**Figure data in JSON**
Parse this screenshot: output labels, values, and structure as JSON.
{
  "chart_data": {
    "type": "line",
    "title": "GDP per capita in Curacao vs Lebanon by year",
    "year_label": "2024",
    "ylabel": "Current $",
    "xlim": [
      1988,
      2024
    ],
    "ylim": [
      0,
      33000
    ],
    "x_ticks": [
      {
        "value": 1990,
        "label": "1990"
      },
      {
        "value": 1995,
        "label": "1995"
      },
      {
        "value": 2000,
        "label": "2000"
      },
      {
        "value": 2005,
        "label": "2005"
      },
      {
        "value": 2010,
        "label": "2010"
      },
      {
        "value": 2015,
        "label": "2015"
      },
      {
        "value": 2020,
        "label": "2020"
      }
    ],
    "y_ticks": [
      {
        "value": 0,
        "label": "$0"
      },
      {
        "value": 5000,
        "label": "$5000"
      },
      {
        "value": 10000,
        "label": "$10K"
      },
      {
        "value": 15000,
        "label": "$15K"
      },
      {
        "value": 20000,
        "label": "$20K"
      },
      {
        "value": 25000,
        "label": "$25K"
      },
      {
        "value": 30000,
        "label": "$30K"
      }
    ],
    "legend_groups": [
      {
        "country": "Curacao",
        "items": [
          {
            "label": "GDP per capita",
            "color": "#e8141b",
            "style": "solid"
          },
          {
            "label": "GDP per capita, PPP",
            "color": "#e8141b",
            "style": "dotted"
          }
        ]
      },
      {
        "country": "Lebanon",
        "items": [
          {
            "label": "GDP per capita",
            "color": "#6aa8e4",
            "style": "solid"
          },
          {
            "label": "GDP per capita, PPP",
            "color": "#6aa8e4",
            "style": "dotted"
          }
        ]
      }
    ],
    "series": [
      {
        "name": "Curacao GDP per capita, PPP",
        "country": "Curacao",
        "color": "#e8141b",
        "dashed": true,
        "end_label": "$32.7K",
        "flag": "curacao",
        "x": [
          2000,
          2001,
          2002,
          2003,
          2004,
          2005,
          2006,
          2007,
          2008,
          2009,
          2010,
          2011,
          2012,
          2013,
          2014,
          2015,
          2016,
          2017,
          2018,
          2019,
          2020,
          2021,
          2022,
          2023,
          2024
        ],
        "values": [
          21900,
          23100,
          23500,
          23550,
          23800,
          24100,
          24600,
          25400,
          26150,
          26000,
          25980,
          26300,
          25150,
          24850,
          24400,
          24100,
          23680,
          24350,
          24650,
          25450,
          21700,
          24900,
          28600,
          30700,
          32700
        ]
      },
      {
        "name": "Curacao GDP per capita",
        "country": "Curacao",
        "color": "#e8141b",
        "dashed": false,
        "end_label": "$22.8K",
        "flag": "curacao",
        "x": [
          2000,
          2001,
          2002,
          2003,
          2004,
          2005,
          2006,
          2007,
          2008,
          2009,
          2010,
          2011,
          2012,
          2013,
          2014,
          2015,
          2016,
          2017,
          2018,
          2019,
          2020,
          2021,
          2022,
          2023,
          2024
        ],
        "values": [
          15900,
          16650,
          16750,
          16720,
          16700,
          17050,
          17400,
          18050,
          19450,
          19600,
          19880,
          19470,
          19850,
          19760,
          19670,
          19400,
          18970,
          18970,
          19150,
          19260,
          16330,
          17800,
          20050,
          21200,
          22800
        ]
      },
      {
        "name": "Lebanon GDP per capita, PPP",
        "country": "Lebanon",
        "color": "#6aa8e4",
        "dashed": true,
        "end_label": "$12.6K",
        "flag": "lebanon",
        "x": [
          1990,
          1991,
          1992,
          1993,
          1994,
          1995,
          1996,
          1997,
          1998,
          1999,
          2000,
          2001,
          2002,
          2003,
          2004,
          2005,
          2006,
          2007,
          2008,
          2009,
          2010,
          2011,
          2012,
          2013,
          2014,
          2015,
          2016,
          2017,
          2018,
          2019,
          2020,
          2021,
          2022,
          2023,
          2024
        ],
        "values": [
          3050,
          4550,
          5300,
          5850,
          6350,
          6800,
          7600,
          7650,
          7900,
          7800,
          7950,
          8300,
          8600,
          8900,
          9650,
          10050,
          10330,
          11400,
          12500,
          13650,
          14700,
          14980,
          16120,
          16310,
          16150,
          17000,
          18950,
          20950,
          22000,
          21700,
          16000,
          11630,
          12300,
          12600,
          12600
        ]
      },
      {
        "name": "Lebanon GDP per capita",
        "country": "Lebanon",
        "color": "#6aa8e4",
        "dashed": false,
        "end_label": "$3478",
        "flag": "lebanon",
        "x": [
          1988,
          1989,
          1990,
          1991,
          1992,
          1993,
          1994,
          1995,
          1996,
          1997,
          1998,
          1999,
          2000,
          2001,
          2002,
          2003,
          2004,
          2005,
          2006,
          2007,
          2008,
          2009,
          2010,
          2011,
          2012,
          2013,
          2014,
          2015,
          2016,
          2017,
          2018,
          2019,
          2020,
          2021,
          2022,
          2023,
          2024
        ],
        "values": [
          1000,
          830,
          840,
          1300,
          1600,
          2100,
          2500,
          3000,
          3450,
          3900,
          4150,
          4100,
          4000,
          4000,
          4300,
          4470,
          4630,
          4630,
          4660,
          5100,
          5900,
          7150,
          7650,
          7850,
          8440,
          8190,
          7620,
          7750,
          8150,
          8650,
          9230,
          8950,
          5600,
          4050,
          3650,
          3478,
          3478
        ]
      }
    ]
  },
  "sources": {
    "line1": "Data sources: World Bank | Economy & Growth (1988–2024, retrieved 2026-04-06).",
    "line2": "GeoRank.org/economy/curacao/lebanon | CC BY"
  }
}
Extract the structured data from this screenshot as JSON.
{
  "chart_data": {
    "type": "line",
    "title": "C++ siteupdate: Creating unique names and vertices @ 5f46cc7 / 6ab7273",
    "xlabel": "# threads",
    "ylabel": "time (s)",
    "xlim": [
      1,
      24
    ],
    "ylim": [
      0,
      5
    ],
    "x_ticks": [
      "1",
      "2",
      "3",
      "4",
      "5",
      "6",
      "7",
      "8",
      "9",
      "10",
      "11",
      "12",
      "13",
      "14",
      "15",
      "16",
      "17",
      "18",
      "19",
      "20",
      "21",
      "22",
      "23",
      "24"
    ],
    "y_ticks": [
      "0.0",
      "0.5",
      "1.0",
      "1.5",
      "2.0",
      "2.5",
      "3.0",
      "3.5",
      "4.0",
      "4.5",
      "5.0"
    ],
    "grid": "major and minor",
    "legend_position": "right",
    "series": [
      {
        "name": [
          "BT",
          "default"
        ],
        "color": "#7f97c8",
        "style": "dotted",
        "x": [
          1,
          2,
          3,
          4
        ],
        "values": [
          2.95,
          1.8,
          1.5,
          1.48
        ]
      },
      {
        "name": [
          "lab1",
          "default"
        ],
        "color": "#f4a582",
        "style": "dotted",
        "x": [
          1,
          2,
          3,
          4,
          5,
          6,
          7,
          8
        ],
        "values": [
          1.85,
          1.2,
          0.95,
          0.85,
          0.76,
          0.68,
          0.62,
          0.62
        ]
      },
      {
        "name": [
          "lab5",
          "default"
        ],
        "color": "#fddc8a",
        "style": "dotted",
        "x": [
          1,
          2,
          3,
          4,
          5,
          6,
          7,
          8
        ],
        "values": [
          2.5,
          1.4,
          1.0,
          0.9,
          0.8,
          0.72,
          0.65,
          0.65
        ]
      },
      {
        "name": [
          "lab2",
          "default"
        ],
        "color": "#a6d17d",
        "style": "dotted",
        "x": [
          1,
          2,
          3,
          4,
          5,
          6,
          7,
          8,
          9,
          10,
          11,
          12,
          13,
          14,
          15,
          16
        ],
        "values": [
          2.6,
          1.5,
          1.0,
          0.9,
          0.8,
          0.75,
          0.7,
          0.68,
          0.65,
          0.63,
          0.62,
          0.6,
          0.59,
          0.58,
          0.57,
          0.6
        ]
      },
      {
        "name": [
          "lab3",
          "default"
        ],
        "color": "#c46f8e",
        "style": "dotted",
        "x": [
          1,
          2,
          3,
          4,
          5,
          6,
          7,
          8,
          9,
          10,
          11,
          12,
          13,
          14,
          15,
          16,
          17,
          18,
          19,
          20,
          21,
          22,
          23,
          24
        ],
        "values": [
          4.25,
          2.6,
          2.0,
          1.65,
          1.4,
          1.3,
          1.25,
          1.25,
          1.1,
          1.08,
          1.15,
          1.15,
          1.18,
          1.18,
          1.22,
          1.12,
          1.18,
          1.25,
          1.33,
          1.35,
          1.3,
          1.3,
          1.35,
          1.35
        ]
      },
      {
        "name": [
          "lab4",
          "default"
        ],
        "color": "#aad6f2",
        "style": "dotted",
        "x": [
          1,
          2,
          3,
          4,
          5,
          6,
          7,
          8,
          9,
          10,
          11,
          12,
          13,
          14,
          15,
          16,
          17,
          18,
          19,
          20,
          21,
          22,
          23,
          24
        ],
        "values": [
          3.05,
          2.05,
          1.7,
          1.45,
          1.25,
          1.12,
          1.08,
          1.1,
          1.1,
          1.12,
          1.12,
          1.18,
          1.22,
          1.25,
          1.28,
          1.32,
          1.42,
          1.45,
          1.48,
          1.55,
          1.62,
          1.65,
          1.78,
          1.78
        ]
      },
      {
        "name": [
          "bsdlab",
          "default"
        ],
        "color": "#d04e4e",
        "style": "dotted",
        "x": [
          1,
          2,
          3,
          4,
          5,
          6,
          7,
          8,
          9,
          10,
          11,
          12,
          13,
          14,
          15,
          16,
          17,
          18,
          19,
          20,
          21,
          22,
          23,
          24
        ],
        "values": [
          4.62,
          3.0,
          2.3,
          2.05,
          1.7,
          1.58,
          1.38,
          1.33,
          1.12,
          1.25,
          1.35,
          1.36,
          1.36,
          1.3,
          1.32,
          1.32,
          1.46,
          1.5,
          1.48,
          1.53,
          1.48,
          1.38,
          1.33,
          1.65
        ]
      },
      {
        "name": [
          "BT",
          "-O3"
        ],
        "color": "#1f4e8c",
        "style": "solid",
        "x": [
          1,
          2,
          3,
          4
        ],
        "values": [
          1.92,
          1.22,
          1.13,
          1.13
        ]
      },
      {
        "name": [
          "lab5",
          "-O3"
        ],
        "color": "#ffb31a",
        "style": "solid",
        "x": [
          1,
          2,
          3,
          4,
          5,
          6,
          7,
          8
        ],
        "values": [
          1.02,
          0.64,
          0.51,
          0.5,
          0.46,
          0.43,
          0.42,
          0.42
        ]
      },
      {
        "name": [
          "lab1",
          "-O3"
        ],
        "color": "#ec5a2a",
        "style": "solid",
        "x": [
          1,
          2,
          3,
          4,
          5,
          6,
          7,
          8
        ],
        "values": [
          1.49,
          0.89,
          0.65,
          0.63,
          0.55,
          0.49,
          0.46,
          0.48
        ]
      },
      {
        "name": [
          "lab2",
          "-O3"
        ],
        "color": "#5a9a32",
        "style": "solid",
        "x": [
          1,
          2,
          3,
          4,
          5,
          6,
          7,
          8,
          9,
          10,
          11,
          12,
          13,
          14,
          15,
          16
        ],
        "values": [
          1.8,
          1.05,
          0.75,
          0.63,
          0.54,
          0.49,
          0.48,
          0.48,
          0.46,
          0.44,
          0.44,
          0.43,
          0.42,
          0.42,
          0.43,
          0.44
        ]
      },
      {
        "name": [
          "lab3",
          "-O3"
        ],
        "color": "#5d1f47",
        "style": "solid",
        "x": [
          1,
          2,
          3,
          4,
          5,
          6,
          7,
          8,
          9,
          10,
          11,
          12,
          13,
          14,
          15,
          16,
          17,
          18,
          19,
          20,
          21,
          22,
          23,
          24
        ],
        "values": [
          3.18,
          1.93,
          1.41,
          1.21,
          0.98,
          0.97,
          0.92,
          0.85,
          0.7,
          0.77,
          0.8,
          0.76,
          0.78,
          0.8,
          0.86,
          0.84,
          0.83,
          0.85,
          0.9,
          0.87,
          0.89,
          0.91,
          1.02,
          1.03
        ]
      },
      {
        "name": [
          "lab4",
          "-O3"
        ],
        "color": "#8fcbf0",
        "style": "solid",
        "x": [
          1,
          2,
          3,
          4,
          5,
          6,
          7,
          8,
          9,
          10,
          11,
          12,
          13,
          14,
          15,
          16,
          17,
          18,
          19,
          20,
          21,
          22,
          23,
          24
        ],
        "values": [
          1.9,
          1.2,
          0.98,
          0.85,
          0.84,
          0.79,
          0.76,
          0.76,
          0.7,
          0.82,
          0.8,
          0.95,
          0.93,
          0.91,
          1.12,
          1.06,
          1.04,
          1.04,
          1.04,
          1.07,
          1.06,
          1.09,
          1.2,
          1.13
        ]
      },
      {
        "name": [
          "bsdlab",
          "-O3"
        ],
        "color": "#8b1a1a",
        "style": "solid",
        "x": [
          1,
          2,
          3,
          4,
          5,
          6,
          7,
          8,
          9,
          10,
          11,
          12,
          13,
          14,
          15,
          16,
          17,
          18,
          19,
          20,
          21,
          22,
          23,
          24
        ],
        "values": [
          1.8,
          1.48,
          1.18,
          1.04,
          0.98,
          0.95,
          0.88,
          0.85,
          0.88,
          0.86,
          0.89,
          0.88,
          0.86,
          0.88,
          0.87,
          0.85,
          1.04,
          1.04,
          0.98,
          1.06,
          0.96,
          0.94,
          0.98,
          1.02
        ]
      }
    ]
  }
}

**WHAT IS ASKED**
Using the listing above, gather each line that holds the string "title" and copy it.

**OUTPUT**
    "title": "GDP per capita in Curacao vs Lebanon by year",
    "title": "C++ siteupdate: Creating unique names and vertices @ 5f46cc7 / 6ab7273",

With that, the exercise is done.